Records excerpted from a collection
------------------------------------------------------------

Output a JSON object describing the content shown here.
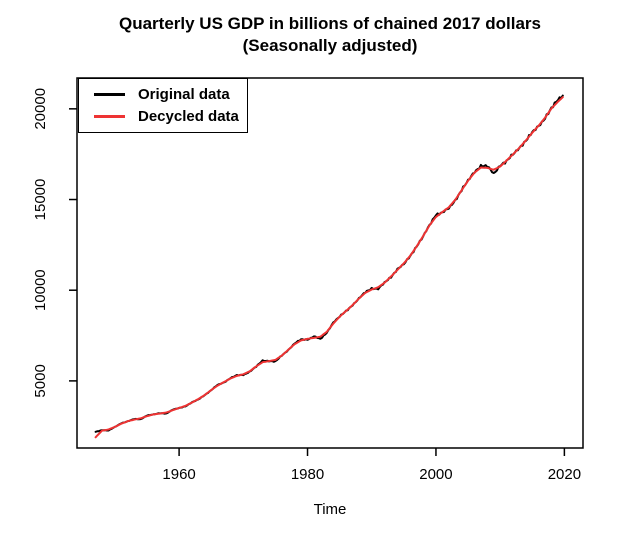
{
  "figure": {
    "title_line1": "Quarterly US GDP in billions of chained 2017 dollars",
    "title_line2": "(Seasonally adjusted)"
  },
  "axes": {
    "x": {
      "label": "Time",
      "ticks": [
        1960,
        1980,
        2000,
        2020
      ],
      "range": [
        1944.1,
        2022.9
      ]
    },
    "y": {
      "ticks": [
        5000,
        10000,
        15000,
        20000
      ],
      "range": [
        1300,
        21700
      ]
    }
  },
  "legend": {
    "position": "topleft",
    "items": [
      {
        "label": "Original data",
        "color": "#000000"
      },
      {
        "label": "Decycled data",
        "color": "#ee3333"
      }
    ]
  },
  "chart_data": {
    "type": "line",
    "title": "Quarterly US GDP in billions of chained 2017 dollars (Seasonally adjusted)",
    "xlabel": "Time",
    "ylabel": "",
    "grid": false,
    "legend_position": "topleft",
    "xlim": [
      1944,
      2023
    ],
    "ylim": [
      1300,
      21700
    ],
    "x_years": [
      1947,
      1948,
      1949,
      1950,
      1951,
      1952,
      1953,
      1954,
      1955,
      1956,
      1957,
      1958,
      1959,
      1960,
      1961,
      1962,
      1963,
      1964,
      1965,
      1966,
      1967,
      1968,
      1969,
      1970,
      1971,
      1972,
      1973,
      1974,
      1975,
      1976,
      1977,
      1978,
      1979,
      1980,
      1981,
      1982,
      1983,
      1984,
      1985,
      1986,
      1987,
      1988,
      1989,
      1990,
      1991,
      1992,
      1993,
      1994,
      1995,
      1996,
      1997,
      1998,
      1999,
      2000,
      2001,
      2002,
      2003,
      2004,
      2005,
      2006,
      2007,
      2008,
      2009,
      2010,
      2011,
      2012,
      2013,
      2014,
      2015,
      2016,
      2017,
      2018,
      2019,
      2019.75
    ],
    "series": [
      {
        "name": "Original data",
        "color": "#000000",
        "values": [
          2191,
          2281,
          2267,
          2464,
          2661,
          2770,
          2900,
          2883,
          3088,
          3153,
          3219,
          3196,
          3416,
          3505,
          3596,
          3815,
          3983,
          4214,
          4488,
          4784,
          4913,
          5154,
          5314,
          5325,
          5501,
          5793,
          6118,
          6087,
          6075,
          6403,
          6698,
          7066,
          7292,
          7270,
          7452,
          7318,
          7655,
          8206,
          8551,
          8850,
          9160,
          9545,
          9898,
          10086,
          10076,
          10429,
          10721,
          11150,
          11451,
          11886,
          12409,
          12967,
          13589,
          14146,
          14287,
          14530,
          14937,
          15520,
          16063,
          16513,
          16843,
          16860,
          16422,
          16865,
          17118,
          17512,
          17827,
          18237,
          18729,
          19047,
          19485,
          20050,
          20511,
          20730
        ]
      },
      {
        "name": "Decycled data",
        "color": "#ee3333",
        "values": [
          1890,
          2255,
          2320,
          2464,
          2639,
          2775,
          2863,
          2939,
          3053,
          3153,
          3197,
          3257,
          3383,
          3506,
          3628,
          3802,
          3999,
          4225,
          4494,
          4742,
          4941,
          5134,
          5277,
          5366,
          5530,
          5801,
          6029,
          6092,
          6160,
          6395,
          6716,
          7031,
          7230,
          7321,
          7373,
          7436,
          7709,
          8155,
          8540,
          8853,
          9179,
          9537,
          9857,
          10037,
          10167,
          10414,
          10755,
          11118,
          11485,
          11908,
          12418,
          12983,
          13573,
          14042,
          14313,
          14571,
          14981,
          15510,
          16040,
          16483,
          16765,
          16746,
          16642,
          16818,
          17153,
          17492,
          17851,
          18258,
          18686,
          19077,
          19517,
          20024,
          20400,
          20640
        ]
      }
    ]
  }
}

------------------------------------------------------------

▶ Job:
Show every line from the listing above in which the string "dollars" appears.

▶ Solution below:
    "title_line1": "Quarterly US GDP in billions of chained 2017 dollars",
    "title": "Quarterly US GDP in billions of chained 2017 dollars (Seasonally adjusted)",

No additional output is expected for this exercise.